(Stored data entries)
[START]

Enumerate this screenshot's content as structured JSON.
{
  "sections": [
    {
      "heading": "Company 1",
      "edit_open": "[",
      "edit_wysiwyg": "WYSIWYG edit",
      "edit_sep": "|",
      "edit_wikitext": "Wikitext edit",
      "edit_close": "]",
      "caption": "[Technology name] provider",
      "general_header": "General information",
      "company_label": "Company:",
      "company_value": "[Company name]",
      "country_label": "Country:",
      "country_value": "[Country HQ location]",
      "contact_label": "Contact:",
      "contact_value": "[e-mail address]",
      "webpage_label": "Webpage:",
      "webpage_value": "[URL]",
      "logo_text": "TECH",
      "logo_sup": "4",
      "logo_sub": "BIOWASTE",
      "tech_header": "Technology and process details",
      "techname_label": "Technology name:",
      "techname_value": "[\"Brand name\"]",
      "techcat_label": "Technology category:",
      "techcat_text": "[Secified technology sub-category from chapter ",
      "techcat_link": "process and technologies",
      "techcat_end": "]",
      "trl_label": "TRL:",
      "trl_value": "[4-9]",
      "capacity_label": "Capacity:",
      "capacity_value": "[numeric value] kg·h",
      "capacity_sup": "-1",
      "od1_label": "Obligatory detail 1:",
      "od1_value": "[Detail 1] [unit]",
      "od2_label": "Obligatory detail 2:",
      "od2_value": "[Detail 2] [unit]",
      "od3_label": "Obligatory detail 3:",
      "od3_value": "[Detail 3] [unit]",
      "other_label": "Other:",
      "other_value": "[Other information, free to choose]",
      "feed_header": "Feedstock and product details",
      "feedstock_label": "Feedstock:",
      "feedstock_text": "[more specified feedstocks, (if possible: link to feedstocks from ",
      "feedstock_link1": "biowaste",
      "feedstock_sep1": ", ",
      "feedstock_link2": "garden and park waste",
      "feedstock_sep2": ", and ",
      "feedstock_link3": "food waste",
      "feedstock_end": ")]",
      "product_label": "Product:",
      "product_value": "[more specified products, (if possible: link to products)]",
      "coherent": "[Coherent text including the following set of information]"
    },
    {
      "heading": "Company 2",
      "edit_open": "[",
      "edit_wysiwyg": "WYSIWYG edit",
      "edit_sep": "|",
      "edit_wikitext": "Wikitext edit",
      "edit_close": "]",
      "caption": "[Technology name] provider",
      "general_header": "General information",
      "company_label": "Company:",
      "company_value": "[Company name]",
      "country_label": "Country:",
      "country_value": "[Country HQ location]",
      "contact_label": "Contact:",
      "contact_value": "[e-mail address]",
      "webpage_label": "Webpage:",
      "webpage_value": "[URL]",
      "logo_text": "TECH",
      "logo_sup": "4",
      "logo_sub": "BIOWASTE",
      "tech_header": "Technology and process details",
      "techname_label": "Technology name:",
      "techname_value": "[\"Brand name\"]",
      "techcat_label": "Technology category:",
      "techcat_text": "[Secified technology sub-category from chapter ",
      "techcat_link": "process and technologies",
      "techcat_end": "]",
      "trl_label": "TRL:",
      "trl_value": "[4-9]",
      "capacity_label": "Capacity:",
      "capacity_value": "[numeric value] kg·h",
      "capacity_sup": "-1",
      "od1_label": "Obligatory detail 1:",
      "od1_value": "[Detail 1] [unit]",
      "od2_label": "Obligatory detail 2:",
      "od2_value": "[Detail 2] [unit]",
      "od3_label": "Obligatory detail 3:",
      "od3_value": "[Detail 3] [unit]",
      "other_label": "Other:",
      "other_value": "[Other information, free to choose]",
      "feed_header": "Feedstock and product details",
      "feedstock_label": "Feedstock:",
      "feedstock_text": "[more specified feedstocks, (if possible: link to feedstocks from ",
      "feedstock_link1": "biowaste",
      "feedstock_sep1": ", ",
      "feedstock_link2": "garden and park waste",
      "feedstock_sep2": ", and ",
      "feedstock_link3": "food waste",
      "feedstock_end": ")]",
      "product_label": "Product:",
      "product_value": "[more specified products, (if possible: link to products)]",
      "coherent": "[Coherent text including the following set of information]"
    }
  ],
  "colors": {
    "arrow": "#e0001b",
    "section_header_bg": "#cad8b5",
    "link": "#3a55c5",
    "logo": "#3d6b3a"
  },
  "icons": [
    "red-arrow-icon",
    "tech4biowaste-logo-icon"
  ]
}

[END]

> _Set exercise_
Print every entry exactly as it appears.

> _Written answer_
Enumerate this screenshot's content as structured JSON.
{
  "sections": [
    {
      "heading": "Company 1",
      "edit_open": "[",
      "edit_wysiwyg": "WYSIWYG edit",
      "edit_sep": "|",
      "edit_wikitext": "Wikitext edit",
      "edit_close": "]",
      "caption": "[Technology name] provider",
      "general_header": "General information",
      "company_label": "Company:",
      "company_value": "[Company name]",
      "country_label": "Country:",
      "country_value": "[Country HQ location]",
      "contact_label": "Contact:",
      "contact_value": "[e-mail address]",
      "webpage_label": "Webpage:",
      "webpage_value": "[URL]",
      "logo_text": "TECH",
      "logo_sup": "4",
      "logo_sub": "BIOWASTE",
      "tech_header": "Technology and process details",
      "techname_label": "Technology name:",
      "techname_value": "[\"Brand name\"]",
      "techcat_label": "Technology category:",
      "techcat_text": "[Secified technology sub-category from chapter ",
      "techcat_link": "process and technologies",
      "techcat_end": "]",
      "trl_label": "TRL:",
      "trl_value": "[4-9]",
      "capacity_label": "Capacity:",
      "capacity_value": "[numeric value] kg·h",
      "capacity_sup": "-1",
      "od1_label": "Obligatory detail 1:",
      "od1_value": "[Detail 1] [unit]",
      "od2_label": "Obligatory detail 2:",
      "od2_value": "[Detail 2] [unit]",
      "od3_label": "Obligatory detail 3:",
      "od3_value": "[Detail 3] [unit]",
      "other_label": "Other:",
      "other_value": "[Other information, free to choose]",
      "feed_header": "Feedstock and product details",
      "feedstock_label": "Feedstock:",
      "feedstock_text": "[more specified feedstocks, (if possible: link to feedstocks from ",
      "feedstock_link1": "biowaste",
      "feedstock_sep1": ", ",
      "feedstock_link2": "garden and park waste",
      "feedstock_sep2": ", and ",
      "feedstock_link3": "food waste",
      "feedstock_end": ")]",
      "product_label": "Product:",
      "product_value": "[more specified products, (if possible: link to products)]",
      "coherent": "[Coherent text including the following set of information]"
    },
    {
      "heading": "Company 2",
      "edit_open": "[",
      "edit_wysiwyg": "WYSIWYG edit",
      "edit_sep": "|",
      "edit_wikitext": "Wikitext edit",
      "edit_close": "]",
      "caption": "[Technology name] provider",
      "general_header": "General information",
      "company_label": "Company:",
      "company_value": "[Company name]",
      "country_label": "Country:",
      "country_value": "[Country HQ location]",
      "contact_label": "Contact:",
      "contact_value": "[e-mail address]",
      "webpage_label": "Webpage:",
      "webpage_value": "[URL]",
      "logo_text": "TECH",
      "logo_sup": "4",
      "logo_sub": "BIOWASTE",
      "tech_header": "Technology and process details",
      "techname_label": "Technology name:",
      "techname_value": "[\"Brand name\"]",
      "techcat_label": "Technology category:",
      "techcat_text": "[Secified technology sub-category from chapter ",
      "techcat_link": "process and technologies",
      "techcat_end": "]",
      "trl_label": "TRL:",
      "trl_value": "[4-9]",
      "capacity_label": "Capacity:",
      "capacity_value": "[numeric value] kg·h",
      "capacity_sup": "-1",
      "od1_label": "Obligatory detail 1:",
      "od1_value": "[Detail 1] [unit]",
      "od2_label": "Obligatory detail 2:",
      "od2_value": "[Detail 2] [unit]",
      "od3_label": "Obligatory detail 3:",
      "od3_value": "[Detail 3] [unit]",
      "other_label": "Other:",
      "other_value": "[Other information, free to choose]",
      "feed_header": "Feedstock and product details",
      "feedstock_label": "Feedstock:",
      "feedstock_text": "[more specified feedstocks, (if possible: link to feedstocks from ",
      "feedstock_link1": "biowaste",
      "feedstock_sep1": ", ",
      "feedstock_link2": "garden and park waste",
      "feedstock_sep2": ", and ",
      "feedstock_link3": "food waste",
      "feedstock_end": ")]",
      "product_label": "Product:",
      "product_value": "[more specified products, (if possible: link to products)]",
      "coherent": "[Coherent text including the following set of information]"
    }
  ],
  "colors": {
    "arrow": "#e0001b",
    "section_header_bg": "#cad8b5",
    "link": "#3a55c5",
    "logo": "#3d6b3a"
  },
  "icons": [
    "red-arrow-icon",
    "tech4biowaste-logo-icon"
  ]
}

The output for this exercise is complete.